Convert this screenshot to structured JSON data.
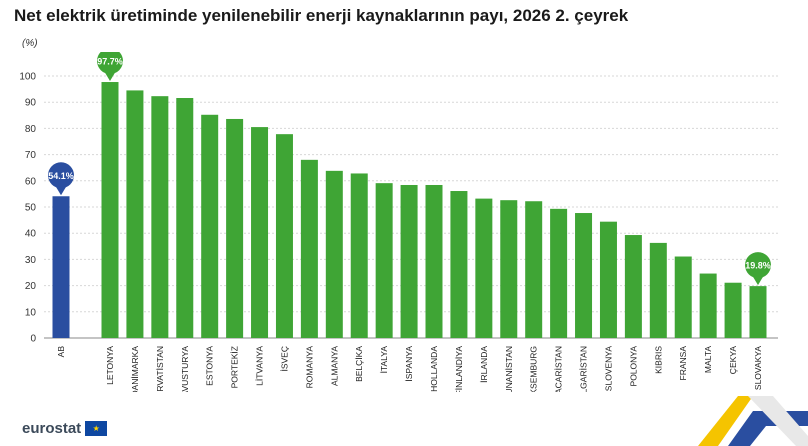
{
  "title": "Net elektrik üretiminde yenilenebilir enerji kaynaklarının payı, 2026 2. çeyrek",
  "unit_label": "(%)",
  "footer": {
    "brand": "eurostat"
  },
  "colors": {
    "eu_bar": "#2a4ea0",
    "country_bar": "#3fa535",
    "grid": "#d7d7d7"
  },
  "icons": {
    "flag": "eu-flag-icon",
    "corner": "eurostat-ribbon-icon"
  },
  "chart_data": {
    "type": "bar",
    "title": "Net elektrik üretiminde yenilenebilir enerji kaynaklarının payı, 2026 2. çeyrek",
    "ylabel": "(%)",
    "ylim": [
      0,
      100
    ],
    "yticks": [
      0,
      10,
      20,
      30,
      40,
      50,
      60,
      70,
      80,
      90,
      100
    ],
    "grid": true,
    "categories": [
      "AB",
      "LETONYA",
      "DANİMARKA",
      "HIRVATİSTAN",
      "AVUSTURYA",
      "ESTONYA",
      "PORTEKİZ",
      "LİTVANYA",
      "İSVEÇ",
      "ROMANYA",
      "ALMANYA",
      "BELÇİKA",
      "İTALYA",
      "İSPANYA",
      "HOLLANDA",
      "FİNLANDİYA",
      "İRLANDA",
      "YUNANİSTAN",
      "LÜKSEMBURG",
      "MACARİSTAN",
      "BULGARİSTAN",
      "SLOVENYA",
      "POLONYA",
      "KIBRIS",
      "FRANSA",
      "MALTA",
      "ÇEKYA",
      "SLOVAKYA"
    ],
    "values": [
      54.1,
      97.7,
      94.5,
      92.3,
      91.6,
      85.2,
      83.6,
      80.5,
      77.8,
      68.0,
      63.8,
      62.8,
      59.1,
      58.4,
      58.4,
      56.1,
      53.2,
      52.6,
      52.2,
      49.3,
      47.7,
      44.4,
      39.3,
      36.3,
      31.1,
      24.6,
      21.1,
      19.8
    ],
    "highlighted": [
      "AB"
    ],
    "annotations": [
      {
        "category": "AB",
        "label": "54.1%",
        "color": "#2a4ea0"
      },
      {
        "category": "LETONYA",
        "label": "97.7%",
        "color": "#3fa535"
      },
      {
        "category": "SLOVAKYA",
        "label": "19.8%",
        "color": "#3fa535"
      }
    ]
  }
}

Exercise requirements: Retype each entry precisely. Skip images entirely.

Task answer:
Convert this screenshot to structured JSON data.
{
  "title": "Net elektrik üretiminde yenilenebilir enerji kaynaklarının payı, 2026 2. çeyrek",
  "unit_label": "(%)",
  "footer": {
    "brand": "eurostat"
  },
  "colors": {
    "eu_bar": "#2a4ea0",
    "country_bar": "#3fa535",
    "grid": "#d7d7d7"
  },
  "icons": {
    "flag": "eu-flag-icon",
    "corner": "eurostat-ribbon-icon"
  },
  "chart_data": {
    "type": "bar",
    "title": "Net elektrik üretiminde yenilenebilir enerji kaynaklarının payı, 2026 2. çeyrek",
    "ylabel": "(%)",
    "ylim": [
      0,
      100
    ],
    "yticks": [
      0,
      10,
      20,
      30,
      40,
      50,
      60,
      70,
      80,
      90,
      100
    ],
    "grid": true,
    "categories": [
      "AB",
      "LETONYA",
      "DANİMARKA",
      "HIRVATİSTAN",
      "AVUSTURYA",
      "ESTONYA",
      "PORTEKİZ",
      "LİTVANYA",
      "İSVEÇ",
      "ROMANYA",
      "ALMANYA",
      "BELÇİKA",
      "İTALYA",
      "İSPANYA",
      "HOLLANDA",
      "FİNLANDİYA",
      "İRLANDA",
      "YUNANİSTAN",
      "LÜKSEMBURG",
      "MACARİSTAN",
      "BULGARİSTAN",
      "SLOVENYA",
      "POLONYA",
      "KIBRIS",
      "FRANSA",
      "MALTA",
      "ÇEKYA",
      "SLOVAKYA"
    ],
    "values": [
      54.1,
      97.7,
      94.5,
      92.3,
      91.6,
      85.2,
      83.6,
      80.5,
      77.8,
      68.0,
      63.8,
      62.8,
      59.1,
      58.4,
      58.4,
      56.1,
      53.2,
      52.6,
      52.2,
      49.3,
      47.7,
      44.4,
      39.3,
      36.3,
      31.1,
      24.6,
      21.1,
      19.8
    ],
    "highlighted": [
      "AB"
    ],
    "annotations": [
      {
        "category": "AB",
        "label": "54.1%",
        "color": "#2a4ea0"
      },
      {
        "category": "LETONYA",
        "label": "97.7%",
        "color": "#3fa535"
      },
      {
        "category": "SLOVAKYA",
        "label": "19.8%",
        "color": "#3fa535"
      }
    ]
  }
}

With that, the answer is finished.